** START Records for this exercise **

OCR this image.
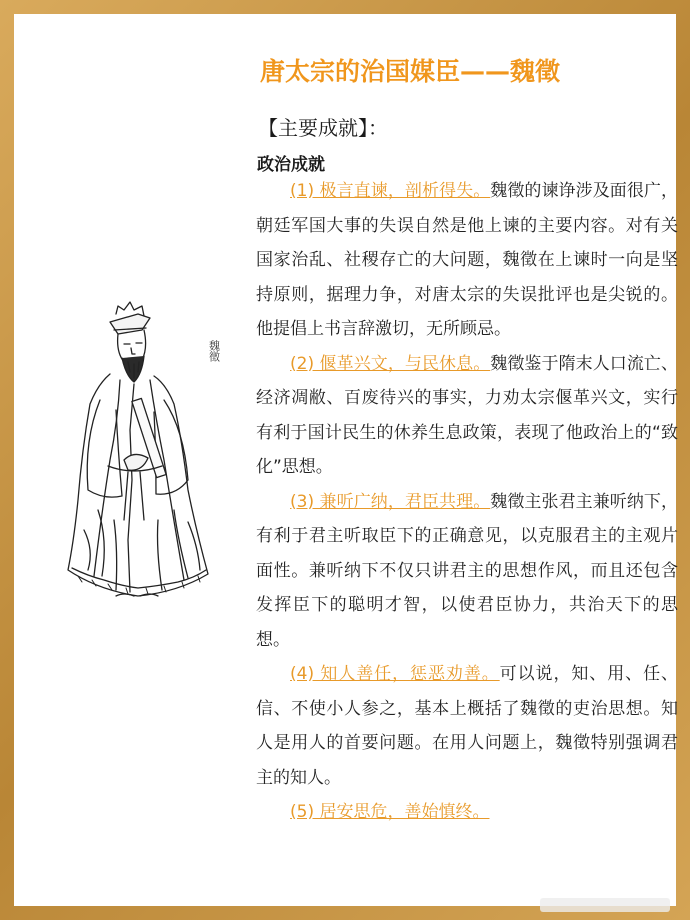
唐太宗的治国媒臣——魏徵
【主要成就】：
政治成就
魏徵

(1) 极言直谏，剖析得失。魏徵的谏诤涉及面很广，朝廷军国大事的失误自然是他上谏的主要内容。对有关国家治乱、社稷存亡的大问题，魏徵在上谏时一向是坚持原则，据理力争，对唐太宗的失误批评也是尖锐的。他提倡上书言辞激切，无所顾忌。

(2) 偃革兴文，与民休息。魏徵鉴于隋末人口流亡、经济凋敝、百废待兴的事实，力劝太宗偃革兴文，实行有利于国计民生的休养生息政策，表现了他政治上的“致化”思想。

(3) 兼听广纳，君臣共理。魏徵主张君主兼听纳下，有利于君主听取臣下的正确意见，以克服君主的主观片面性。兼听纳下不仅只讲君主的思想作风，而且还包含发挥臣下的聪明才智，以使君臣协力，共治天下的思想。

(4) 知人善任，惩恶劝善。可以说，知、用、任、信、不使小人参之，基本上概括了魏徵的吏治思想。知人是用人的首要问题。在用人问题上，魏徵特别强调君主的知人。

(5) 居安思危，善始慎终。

** END Records for this exercise **

■ **Exercise description**
Leave the images out, please, and restate each line word for word.

■ **Complete answer**
OCR this image.
唐太宗的治国媒臣——魏徵
【主要成就】：
政治成就
魏徵

(1) 极言直谏，剖析得失。魏徵的谏诤涉及面很广，朝廷军国大事的失误自然是他上谏的主要内容。对有关国家治乱、社稷存亡的大问题，魏徵在上谏时一向是坚持原则，据理力争，对唐太宗的失误批评也是尖锐的。他提倡上书言辞激切，无所顾忌。

(2) 偃革兴文，与民休息。魏徵鉴于隋末人口流亡、经济凋敝、百废待兴的事实，力劝太宗偃革兴文，实行有利于国计民生的休养生息政策，表现了他政治上的“致化”思想。

(3) 兼听广纳，君臣共理。魏徵主张君主兼听纳下，有利于君主听取臣下的正确意见，以克服君主的主观片面性。兼听纳下不仅只讲君主的思想作风，而且还包含发挥臣下的聪明才智，以使君臣协力，共治天下的思想。

(4) 知人善任，惩恶劝善。可以说，知、用、任、信、不使小人参之，基本上概括了魏徵的吏治思想。知人是用人的首要问题。在用人问题上，魏徵特别强调君主的知人。

(5) 居安思危，善始慎终。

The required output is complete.